TASK DETAILS: Print each line of the listing once more, precisely as given.

Rows from a dataset

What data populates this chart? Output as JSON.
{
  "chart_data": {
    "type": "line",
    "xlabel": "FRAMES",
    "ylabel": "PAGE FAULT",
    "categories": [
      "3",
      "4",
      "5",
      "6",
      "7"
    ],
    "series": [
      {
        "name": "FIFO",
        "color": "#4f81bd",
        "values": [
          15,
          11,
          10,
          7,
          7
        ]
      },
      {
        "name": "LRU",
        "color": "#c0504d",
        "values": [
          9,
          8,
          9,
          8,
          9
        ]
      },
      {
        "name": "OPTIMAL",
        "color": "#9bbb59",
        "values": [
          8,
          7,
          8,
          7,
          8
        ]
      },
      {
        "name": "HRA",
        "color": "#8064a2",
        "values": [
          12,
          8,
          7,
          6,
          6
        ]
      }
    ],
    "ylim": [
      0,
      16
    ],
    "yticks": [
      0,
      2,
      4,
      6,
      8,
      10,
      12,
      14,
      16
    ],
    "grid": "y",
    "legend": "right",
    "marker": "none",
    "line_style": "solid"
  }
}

ANSWER IN FULL:
What data populates this chart? Output as JSON.
{
  "chart_data": {
    "type": "line",
    "xlabel": "FRAMES",
    "ylabel": "PAGE FAULT",
    "categories": [
      "3",
      "4",
      "5",
      "6",
      "7"
    ],
    "series": [
      {
        "name": "FIFO",
        "color": "#4f81bd",
        "values": [
          15,
          11,
          10,
          7,
          7
        ]
      },
      {
        "name": "LRU",
        "color": "#c0504d",
        "values": [
          9,
          8,
          9,
          8,
          9
        ]
      },
      {
        "name": "OPTIMAL",
        "color": "#9bbb59",
        "values": [
          8,
          7,
          8,
          7,
          8
        ]
      },
      {
        "name": "HRA",
        "color": "#8064a2",
        "values": [
          12,
          8,
          7,
          6,
          6
        ]
      }
    ],
    "ylim": [
      0,
      16
    ],
    "yticks": [
      0,
      2,
      4,
      6,
      8,
      10,
      12,
      14,
      16
    ],
    "grid": "y",
    "legend": "right",
    "marker": "none",
    "line_style": "solid"
  }
}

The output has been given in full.